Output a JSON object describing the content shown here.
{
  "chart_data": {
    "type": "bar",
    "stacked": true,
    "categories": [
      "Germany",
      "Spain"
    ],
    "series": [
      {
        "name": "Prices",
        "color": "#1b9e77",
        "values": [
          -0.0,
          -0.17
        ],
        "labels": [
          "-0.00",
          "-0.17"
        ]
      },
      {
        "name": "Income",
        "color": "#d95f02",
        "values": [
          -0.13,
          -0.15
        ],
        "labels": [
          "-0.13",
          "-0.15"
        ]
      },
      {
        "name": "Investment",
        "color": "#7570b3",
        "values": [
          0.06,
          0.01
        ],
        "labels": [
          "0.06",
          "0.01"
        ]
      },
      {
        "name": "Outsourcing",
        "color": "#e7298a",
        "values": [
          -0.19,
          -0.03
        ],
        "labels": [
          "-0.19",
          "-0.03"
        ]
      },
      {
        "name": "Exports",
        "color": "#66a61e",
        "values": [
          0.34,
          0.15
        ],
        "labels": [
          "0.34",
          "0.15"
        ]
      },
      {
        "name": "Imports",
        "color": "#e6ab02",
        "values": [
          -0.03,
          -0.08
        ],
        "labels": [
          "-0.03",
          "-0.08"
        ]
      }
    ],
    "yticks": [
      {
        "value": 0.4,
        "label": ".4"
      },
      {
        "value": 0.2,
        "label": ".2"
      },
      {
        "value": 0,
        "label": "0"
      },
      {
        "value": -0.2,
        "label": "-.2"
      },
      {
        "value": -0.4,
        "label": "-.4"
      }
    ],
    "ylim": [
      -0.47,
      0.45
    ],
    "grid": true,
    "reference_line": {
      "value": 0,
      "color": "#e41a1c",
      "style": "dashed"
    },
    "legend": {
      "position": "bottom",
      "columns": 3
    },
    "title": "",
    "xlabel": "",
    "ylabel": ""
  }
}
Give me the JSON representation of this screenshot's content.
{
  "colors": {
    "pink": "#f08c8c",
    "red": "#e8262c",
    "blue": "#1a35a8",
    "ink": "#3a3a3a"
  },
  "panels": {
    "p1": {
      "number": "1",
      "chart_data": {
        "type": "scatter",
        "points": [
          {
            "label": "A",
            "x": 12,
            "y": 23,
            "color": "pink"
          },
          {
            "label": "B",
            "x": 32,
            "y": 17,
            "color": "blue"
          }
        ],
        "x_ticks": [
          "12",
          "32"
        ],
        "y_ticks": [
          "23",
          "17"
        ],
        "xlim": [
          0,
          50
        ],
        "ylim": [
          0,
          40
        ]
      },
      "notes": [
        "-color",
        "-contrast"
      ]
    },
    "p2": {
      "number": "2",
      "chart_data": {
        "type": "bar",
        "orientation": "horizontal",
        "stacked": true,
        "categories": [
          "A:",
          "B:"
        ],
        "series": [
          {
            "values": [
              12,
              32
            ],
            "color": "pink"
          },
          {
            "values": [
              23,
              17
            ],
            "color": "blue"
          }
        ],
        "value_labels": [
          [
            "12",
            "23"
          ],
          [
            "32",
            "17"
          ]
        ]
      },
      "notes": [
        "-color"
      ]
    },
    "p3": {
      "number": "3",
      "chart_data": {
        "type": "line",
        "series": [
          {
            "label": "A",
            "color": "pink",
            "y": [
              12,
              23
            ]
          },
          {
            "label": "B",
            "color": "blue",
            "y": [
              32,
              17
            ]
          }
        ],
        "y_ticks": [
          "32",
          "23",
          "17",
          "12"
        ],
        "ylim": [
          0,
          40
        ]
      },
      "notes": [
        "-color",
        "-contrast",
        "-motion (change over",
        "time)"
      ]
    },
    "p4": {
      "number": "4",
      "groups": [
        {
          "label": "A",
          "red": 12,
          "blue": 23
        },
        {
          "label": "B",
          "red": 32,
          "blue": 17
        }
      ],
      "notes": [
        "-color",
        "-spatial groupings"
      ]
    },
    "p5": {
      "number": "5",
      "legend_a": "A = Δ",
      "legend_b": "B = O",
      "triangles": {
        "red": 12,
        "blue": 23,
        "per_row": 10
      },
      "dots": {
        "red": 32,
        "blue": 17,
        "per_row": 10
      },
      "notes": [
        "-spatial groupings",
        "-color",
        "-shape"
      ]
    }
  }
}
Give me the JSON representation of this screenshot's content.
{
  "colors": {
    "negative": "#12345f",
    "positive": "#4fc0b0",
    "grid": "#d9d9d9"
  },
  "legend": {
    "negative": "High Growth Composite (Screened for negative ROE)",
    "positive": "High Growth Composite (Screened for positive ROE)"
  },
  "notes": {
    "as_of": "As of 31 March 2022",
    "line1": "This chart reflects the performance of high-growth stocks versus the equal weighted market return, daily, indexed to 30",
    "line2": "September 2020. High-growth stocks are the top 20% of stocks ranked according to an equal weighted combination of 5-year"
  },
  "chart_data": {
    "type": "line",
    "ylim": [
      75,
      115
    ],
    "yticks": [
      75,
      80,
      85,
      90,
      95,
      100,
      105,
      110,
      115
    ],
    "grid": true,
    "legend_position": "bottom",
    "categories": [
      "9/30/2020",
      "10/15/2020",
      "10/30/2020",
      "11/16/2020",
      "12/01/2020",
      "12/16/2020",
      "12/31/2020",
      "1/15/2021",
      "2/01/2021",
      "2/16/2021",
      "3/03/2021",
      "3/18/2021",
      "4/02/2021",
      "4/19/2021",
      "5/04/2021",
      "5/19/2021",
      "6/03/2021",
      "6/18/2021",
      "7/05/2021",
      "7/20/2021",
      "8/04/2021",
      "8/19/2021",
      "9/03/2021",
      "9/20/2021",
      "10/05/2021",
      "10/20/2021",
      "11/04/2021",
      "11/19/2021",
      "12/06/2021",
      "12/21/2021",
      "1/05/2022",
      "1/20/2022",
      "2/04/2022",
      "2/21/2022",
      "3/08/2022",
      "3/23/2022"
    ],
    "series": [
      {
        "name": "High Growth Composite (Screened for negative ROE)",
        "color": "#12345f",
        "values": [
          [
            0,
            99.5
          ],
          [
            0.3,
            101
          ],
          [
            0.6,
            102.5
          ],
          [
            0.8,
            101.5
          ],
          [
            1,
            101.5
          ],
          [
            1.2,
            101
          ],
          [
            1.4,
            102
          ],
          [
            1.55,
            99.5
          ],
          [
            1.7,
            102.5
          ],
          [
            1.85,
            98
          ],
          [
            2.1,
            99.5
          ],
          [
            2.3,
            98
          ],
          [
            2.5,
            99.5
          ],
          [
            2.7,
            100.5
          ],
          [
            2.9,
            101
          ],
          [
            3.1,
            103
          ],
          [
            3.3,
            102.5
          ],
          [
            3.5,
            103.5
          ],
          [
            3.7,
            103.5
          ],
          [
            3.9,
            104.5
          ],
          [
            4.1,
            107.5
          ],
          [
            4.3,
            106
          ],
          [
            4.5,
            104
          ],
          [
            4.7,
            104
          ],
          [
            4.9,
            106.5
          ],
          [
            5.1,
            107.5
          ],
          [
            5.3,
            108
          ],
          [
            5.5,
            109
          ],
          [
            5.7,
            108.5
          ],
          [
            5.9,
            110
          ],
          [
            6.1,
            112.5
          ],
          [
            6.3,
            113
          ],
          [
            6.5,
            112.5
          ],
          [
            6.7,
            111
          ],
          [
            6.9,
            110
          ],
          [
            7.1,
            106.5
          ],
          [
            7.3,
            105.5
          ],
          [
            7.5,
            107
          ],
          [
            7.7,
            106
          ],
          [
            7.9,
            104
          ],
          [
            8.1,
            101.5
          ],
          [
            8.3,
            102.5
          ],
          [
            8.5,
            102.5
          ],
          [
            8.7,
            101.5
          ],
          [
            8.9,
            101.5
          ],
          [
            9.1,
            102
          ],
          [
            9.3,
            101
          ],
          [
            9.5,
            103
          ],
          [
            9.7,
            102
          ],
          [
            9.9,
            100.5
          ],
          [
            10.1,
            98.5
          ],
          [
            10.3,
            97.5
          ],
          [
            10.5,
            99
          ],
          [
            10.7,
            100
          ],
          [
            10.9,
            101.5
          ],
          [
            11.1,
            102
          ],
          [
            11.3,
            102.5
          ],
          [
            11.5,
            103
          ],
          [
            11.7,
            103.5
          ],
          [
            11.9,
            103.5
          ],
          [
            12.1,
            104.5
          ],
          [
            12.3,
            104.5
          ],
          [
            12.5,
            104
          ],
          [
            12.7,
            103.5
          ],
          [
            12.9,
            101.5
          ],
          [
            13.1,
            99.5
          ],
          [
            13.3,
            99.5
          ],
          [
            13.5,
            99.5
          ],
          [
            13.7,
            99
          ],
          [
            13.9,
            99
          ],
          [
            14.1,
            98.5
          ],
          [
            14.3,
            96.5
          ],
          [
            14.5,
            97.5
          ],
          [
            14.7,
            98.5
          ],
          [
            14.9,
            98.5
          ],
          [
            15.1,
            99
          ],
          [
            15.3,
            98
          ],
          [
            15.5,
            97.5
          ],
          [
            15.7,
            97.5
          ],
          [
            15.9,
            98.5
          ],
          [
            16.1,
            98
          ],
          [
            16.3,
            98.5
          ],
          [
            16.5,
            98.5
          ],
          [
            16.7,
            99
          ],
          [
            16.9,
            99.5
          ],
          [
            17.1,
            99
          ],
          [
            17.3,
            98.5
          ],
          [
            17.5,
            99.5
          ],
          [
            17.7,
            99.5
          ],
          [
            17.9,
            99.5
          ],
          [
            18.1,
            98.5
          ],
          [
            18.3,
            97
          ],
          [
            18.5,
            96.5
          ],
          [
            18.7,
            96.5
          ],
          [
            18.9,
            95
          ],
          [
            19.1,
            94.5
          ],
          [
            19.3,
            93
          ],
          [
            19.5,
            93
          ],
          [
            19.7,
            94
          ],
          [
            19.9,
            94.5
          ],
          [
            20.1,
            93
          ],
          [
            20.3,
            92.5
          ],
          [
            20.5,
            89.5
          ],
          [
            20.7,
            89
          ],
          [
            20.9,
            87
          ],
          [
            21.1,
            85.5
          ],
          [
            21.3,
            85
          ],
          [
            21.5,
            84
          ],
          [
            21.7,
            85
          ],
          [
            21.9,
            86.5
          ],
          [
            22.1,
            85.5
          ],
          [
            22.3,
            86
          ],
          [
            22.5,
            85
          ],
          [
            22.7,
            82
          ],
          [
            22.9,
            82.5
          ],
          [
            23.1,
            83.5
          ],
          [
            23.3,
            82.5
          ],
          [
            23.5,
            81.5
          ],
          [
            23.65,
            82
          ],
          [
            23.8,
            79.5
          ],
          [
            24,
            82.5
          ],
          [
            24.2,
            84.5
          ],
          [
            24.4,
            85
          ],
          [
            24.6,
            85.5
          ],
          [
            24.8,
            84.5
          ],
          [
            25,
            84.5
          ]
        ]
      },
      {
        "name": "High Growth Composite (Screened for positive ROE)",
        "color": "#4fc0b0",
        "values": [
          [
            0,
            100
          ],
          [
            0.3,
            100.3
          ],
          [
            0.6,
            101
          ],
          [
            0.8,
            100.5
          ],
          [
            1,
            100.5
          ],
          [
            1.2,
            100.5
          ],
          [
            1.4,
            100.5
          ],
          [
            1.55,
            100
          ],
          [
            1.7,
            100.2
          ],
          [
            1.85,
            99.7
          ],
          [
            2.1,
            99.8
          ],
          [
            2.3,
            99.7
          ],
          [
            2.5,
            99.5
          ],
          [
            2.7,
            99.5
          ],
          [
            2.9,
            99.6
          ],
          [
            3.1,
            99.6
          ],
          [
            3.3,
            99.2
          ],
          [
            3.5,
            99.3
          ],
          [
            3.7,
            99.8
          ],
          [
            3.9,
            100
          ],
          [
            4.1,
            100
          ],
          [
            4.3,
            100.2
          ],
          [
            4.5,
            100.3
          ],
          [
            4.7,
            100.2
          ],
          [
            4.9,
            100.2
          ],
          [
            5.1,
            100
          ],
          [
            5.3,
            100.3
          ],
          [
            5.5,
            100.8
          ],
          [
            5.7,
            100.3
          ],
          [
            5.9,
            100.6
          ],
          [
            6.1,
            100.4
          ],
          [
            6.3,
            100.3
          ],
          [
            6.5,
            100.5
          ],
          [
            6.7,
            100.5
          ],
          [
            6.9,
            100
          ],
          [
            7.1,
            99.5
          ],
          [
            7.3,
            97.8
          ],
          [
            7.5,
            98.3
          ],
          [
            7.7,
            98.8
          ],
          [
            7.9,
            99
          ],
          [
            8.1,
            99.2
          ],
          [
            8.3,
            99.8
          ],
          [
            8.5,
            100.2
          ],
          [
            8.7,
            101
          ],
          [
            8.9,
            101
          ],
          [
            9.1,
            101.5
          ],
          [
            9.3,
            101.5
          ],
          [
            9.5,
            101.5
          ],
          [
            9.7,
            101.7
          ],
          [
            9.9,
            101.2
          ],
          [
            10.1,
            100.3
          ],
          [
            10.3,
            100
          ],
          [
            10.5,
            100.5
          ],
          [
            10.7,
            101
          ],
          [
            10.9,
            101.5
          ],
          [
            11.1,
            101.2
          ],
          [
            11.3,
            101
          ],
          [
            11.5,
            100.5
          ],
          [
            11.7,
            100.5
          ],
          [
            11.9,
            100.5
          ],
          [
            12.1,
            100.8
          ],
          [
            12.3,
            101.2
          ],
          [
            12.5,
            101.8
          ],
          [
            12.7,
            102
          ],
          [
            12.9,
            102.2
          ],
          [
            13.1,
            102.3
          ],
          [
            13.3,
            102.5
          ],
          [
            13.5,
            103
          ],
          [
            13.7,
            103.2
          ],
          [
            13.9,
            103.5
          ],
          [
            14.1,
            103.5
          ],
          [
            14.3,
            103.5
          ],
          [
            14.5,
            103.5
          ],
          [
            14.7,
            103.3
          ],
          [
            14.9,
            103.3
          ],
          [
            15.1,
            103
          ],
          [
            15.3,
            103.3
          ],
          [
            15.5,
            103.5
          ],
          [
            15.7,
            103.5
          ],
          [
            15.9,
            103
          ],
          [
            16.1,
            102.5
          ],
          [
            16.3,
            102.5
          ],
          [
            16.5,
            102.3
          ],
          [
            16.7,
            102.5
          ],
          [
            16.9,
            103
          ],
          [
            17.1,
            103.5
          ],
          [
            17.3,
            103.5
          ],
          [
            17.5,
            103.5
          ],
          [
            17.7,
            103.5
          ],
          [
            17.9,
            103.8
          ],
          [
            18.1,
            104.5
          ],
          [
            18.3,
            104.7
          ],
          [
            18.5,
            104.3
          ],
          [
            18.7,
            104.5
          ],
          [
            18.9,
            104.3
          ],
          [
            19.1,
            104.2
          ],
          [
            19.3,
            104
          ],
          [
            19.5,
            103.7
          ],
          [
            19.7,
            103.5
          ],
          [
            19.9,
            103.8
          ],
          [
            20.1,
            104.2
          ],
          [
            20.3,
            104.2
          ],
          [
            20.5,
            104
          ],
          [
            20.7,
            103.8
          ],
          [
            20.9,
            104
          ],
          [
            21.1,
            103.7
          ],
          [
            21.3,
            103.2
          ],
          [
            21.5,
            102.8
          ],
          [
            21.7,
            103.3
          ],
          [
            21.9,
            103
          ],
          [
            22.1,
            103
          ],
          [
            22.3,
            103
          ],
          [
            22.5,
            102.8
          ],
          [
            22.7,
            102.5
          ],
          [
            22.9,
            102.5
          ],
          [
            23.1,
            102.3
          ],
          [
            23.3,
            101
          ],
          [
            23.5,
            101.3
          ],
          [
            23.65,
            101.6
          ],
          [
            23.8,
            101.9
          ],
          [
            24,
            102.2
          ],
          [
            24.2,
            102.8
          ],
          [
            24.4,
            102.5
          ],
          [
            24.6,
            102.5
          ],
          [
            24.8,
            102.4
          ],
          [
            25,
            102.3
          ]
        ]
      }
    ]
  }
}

## What is expected
Select every line of the records holding the string "true".

## Answer to the exercise
    "stacked": true,
    "grid": true,
        "stacked": true,
    "grid": true,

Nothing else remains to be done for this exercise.